→ **TASK INPUTS**:
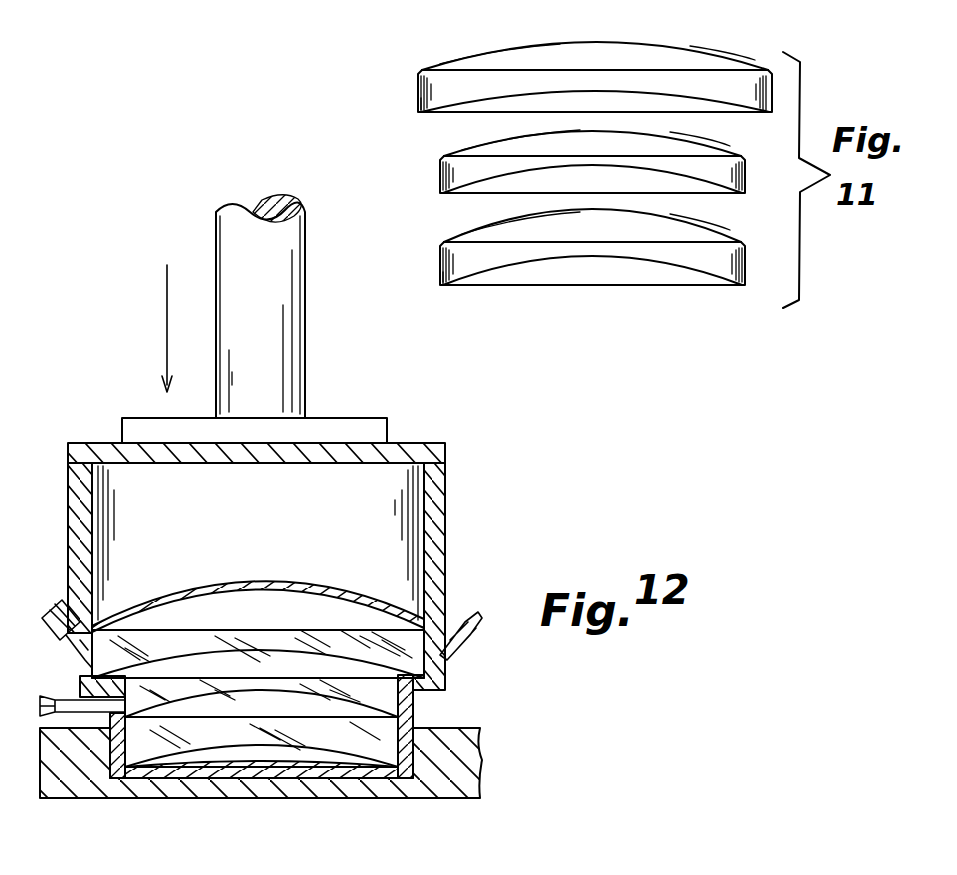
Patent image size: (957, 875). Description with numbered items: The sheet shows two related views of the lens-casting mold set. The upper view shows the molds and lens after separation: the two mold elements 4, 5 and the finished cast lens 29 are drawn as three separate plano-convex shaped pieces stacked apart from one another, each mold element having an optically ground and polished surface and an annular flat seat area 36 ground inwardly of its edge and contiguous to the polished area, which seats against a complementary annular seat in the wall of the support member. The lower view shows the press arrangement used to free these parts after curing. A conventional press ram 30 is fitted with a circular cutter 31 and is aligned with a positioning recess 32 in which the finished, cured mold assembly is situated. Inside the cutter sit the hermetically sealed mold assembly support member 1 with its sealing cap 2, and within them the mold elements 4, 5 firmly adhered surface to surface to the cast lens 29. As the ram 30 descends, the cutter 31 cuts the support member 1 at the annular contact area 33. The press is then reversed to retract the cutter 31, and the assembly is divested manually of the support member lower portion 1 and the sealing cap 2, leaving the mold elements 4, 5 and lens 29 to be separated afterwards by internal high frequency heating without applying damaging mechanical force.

In FIG. 12, the mold assembly support member 1 is at (418, 712).
In FIG. 12, the sealing cap 2 is at (272, 590).
In FIG. 11, the mold element 4 is at (438, 260).
In FIG. 11, the mold element 5 is at (417, 80).
In FIG. 12, the mold element 5 is at (258, 654).
In FIG. 11, the finished cast lens 29 is at (442, 180).
In FIG. 12, the press ram 30 is at (308, 373).
In FIG. 12, the circular cutter 31 is at (453, 553).
In FIG. 12, the positioning recess 32 is at (422, 763).
In FIG. 12, the annular contact area 33 is at (456, 613).
In FIG. 11, the annular flat seat area 36 is at (424, 114).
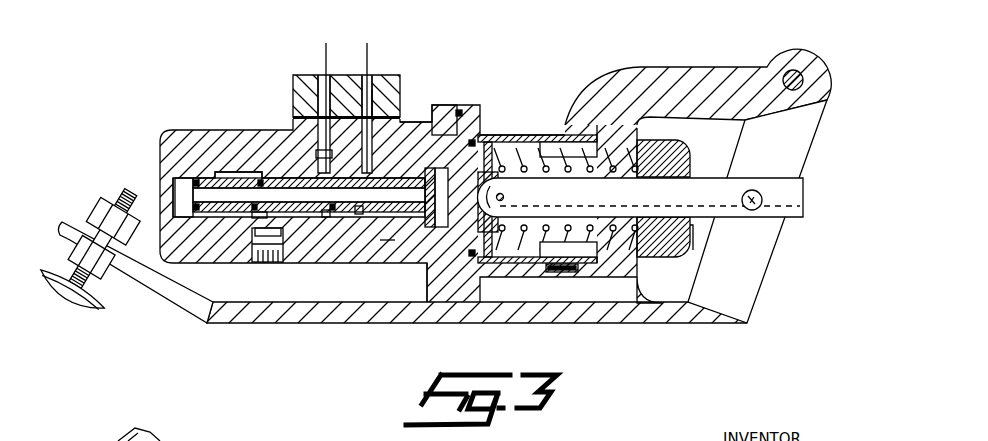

→ **WORK INSTRUCTIONS**:
Write out all of the data above word for word, leaving out the pictures.

→ **OUTPUT BELOW**:
Patent image size: (957, 875). Description with numbered items: The sheet shows two related views of the lens-casting mold set. The upper view shows the molds and lens after separation: the two mold elements 4, 5 and the finished cast lens 29 are drawn as three separate plano-convex shaped pieces stacked apart from one another, each mold element having an optically ground and polished surface and an annular flat seat area 36 ground inwardly of its edge and contiguous to the polished area, which seats against a complementary annular seat in the wall of the support member. The lower view shows the press arrangement used to free these parts after curing. A conventional press ram 30 is fitted with a circular cutter 31 and is aligned with a positioning recess 32 in which the finished, cured mold assembly is situated. Inside the cutter sit the hermetically sealed mold assembly support member 1 with its sealing cap 2, and within them the mold elements 4, 5 firmly adhered surface to surface to the cast lens 29. As the ram 30 descends, the cutter 31 cuts the support member 1 at the annular contact area 33. The press is then reversed to retract the cutter 31, and the assembly is divested manually of the support member lower portion 1 and the sealing cap 2, leaving the mold elements 4, 5 and lens 29 to be separated afterwards by internal high frequency heating without applying damaging mechanical force.

In FIG. 12, the mold assembly support member 1 is at (418, 712).
In FIG. 12, the sealing cap 2 is at (272, 590).
In FIG. 11, the mold element 4 is at (438, 260).
In FIG. 11, the mold element 5 is at (417, 80).
In FIG. 12, the mold element 5 is at (258, 654).
In FIG. 11, the finished cast lens 29 is at (442, 180).
In FIG. 12, the press ram 30 is at (308, 373).
In FIG. 12, the circular cutter 31 is at (453, 553).
In FIG. 12, the positioning recess 32 is at (422, 763).
In FIG. 12, the annular contact area 33 is at (456, 613).
In FIG. 11, the annular flat seat area 36 is at (424, 114).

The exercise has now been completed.